**Input for this task**

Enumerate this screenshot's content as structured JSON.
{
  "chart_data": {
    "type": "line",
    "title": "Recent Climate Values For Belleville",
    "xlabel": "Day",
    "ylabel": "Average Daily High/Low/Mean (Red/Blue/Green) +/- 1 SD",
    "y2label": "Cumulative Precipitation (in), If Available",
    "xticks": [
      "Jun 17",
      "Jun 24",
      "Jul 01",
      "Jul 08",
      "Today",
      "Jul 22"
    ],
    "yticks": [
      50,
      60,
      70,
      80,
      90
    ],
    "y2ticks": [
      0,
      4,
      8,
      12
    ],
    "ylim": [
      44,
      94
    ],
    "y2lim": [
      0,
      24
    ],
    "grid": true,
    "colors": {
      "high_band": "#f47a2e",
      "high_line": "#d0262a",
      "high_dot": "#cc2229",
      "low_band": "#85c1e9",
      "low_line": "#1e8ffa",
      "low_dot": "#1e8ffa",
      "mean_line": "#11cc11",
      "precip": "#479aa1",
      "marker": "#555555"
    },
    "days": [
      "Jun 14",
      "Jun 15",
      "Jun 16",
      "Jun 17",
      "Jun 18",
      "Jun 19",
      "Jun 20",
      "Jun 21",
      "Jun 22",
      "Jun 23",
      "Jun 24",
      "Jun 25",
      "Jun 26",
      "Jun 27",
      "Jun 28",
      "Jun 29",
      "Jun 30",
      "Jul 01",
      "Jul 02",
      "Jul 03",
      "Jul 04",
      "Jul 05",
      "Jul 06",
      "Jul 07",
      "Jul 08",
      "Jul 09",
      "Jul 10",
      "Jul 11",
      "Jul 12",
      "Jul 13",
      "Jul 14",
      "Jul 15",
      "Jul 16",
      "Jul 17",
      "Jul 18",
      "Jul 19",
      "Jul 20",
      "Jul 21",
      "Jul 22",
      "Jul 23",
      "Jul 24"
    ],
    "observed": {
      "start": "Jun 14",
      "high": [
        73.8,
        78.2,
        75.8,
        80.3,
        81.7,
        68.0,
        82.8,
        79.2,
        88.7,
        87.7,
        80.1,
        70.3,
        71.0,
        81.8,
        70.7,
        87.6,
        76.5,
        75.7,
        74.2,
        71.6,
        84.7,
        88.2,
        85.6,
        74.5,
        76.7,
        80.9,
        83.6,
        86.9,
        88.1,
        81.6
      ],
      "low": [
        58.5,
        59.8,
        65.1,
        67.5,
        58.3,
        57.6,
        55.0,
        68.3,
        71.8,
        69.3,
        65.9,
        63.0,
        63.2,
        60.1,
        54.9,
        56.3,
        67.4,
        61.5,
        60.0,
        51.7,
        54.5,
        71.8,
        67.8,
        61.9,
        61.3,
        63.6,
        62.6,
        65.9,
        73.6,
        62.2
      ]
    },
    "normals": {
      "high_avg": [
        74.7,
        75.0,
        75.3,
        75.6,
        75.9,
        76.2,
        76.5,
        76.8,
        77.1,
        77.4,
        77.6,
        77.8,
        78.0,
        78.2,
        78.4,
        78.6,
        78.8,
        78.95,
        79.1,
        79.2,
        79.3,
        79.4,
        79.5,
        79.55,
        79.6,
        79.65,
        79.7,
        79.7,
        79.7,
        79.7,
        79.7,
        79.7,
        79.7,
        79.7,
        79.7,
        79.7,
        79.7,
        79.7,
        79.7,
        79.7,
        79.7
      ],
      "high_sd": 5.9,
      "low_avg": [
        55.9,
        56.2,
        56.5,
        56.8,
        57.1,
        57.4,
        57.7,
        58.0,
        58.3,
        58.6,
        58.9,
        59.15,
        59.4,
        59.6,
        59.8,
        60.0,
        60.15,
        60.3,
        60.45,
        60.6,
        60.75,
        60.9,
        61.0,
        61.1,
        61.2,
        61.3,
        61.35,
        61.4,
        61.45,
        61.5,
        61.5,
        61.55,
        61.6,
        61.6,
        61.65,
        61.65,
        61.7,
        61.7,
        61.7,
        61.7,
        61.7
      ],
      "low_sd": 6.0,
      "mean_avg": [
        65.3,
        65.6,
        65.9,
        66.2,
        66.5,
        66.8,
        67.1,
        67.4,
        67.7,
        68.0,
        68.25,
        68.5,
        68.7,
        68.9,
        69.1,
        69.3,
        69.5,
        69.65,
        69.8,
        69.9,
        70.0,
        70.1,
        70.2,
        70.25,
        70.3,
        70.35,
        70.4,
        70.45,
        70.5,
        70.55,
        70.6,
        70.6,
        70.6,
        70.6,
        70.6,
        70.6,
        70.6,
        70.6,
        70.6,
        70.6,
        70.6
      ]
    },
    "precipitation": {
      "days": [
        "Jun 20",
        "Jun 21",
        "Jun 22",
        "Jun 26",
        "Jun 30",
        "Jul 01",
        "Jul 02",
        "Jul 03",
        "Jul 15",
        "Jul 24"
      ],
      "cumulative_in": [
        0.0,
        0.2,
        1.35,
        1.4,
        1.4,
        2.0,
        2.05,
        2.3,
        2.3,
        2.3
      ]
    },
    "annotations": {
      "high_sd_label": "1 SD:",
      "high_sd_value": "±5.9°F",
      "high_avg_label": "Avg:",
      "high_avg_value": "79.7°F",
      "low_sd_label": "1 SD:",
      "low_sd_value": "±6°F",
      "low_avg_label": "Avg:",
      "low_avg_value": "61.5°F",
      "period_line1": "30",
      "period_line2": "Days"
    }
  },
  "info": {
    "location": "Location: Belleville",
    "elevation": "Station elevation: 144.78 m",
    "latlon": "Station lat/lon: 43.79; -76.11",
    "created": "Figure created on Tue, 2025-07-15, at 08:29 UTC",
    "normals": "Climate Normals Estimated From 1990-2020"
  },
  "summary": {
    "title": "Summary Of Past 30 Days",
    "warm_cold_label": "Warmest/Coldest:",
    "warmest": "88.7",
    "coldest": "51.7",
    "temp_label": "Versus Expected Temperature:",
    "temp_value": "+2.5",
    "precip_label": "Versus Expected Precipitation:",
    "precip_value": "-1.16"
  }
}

**What you have to do**
Extract the complete set of records unchanged.

**Solved exercise**
Enumerate this screenshot's content as structured JSON.
{
  "chart_data": {
    "type": "line",
    "title": "Recent Climate Values For Belleville",
    "xlabel": "Day",
    "ylabel": "Average Daily High/Low/Mean (Red/Blue/Green) +/- 1 SD",
    "y2label": "Cumulative Precipitation (in), If Available",
    "xticks": [
      "Jun 17",
      "Jun 24",
      "Jul 01",
      "Jul 08",
      "Today",
      "Jul 22"
    ],
    "yticks": [
      50,
      60,
      70,
      80,
      90
    ],
    "y2ticks": [
      0,
      4,
      8,
      12
    ],
    "ylim": [
      44,
      94
    ],
    "y2lim": [
      0,
      24
    ],
    "grid": true,
    "colors": {
      "high_band": "#f47a2e",
      "high_line": "#d0262a",
      "high_dot": "#cc2229",
      "low_band": "#85c1e9",
      "low_line": "#1e8ffa",
      "low_dot": "#1e8ffa",
      "mean_line": "#11cc11",
      "precip": "#479aa1",
      "marker": "#555555"
    },
    "days": [
      "Jun 14",
      "Jun 15",
      "Jun 16",
      "Jun 17",
      "Jun 18",
      "Jun 19",
      "Jun 20",
      "Jun 21",
      "Jun 22",
      "Jun 23",
      "Jun 24",
      "Jun 25",
      "Jun 26",
      "Jun 27",
      "Jun 28",
      "Jun 29",
      "Jun 30",
      "Jul 01",
      "Jul 02",
      "Jul 03",
      "Jul 04",
      "Jul 05",
      "Jul 06",
      "Jul 07",
      "Jul 08",
      "Jul 09",
      "Jul 10",
      "Jul 11",
      "Jul 12",
      "Jul 13",
      "Jul 14",
      "Jul 15",
      "Jul 16",
      "Jul 17",
      "Jul 18",
      "Jul 19",
      "Jul 20",
      "Jul 21",
      "Jul 22",
      "Jul 23",
      "Jul 24"
    ],
    "observed": {
      "start": "Jun 14",
      "high": [
        73.8,
        78.2,
        75.8,
        80.3,
        81.7,
        68.0,
        82.8,
        79.2,
        88.7,
        87.7,
        80.1,
        70.3,
        71.0,
        81.8,
        70.7,
        87.6,
        76.5,
        75.7,
        74.2,
        71.6,
        84.7,
        88.2,
        85.6,
        74.5,
        76.7,
        80.9,
        83.6,
        86.9,
        88.1,
        81.6
      ],
      "low": [
        58.5,
        59.8,
        65.1,
        67.5,
        58.3,
        57.6,
        55.0,
        68.3,
        71.8,
        69.3,
        65.9,
        63.0,
        63.2,
        60.1,
        54.9,
        56.3,
        67.4,
        61.5,
        60.0,
        51.7,
        54.5,
        71.8,
        67.8,
        61.9,
        61.3,
        63.6,
        62.6,
        65.9,
        73.6,
        62.2
      ]
    },
    "normals": {
      "high_avg": [
        74.7,
        75.0,
        75.3,
        75.6,
        75.9,
        76.2,
        76.5,
        76.8,
        77.1,
        77.4,
        77.6,
        77.8,
        78.0,
        78.2,
        78.4,
        78.6,
        78.8,
        78.95,
        79.1,
        79.2,
        79.3,
        79.4,
        79.5,
        79.55,
        79.6,
        79.65,
        79.7,
        79.7,
        79.7,
        79.7,
        79.7,
        79.7,
        79.7,
        79.7,
        79.7,
        79.7,
        79.7,
        79.7,
        79.7,
        79.7,
        79.7
      ],
      "high_sd": 5.9,
      "low_avg": [
        55.9,
        56.2,
        56.5,
        56.8,
        57.1,
        57.4,
        57.7,
        58.0,
        58.3,
        58.6,
        58.9,
        59.15,
        59.4,
        59.6,
        59.8,
        60.0,
        60.15,
        60.3,
        60.45,
        60.6,
        60.75,
        60.9,
        61.0,
        61.1,
        61.2,
        61.3,
        61.35,
        61.4,
        61.45,
        61.5,
        61.5,
        61.55,
        61.6,
        61.6,
        61.65,
        61.65,
        61.7,
        61.7,
        61.7,
        61.7,
        61.7
      ],
      "low_sd": 6.0,
      "mean_avg": [
        65.3,
        65.6,
        65.9,
        66.2,
        66.5,
        66.8,
        67.1,
        67.4,
        67.7,
        68.0,
        68.25,
        68.5,
        68.7,
        68.9,
        69.1,
        69.3,
        69.5,
        69.65,
        69.8,
        69.9,
        70.0,
        70.1,
        70.2,
        70.25,
        70.3,
        70.35,
        70.4,
        70.45,
        70.5,
        70.55,
        70.6,
        70.6,
        70.6,
        70.6,
        70.6,
        70.6,
        70.6,
        70.6,
        70.6,
        70.6,
        70.6
      ]
    },
    "precipitation": {
      "days": [
        "Jun 20",
        "Jun 21",
        "Jun 22",
        "Jun 26",
        "Jun 30",
        "Jul 01",
        "Jul 02",
        "Jul 03",
        "Jul 15",
        "Jul 24"
      ],
      "cumulative_in": [
        0.0,
        0.2,
        1.35,
        1.4,
        1.4,
        2.0,
        2.05,
        2.3,
        2.3,
        2.3
      ]
    },
    "annotations": {
      "high_sd_label": "1 SD:",
      "high_sd_value": "±5.9°F",
      "high_avg_label": "Avg:",
      "high_avg_value": "79.7°F",
      "low_sd_label": "1 SD:",
      "low_sd_value": "±6°F",
      "low_avg_label": "Avg:",
      "low_avg_value": "61.5°F",
      "period_line1": "30",
      "period_line2": "Days"
    }
  },
  "info": {
    "location": "Location: Belleville",
    "elevation": "Station elevation: 144.78 m",
    "latlon": "Station lat/lon: 43.79; -76.11",
    "created": "Figure created on Tue, 2025-07-15, at 08:29 UTC",
    "normals": "Climate Normals Estimated From 1990-2020"
  },
  "summary": {
    "title": "Summary Of Past 30 Days",
    "warm_cold_label": "Warmest/Coldest:",
    "warmest": "88.7",
    "coldest": "51.7",
    "temp_label": "Versus Expected Temperature:",
    "temp_value": "+2.5",
    "precip_label": "Versus Expected Precipitation:",
    "precip_value": "-1.16"
  }
}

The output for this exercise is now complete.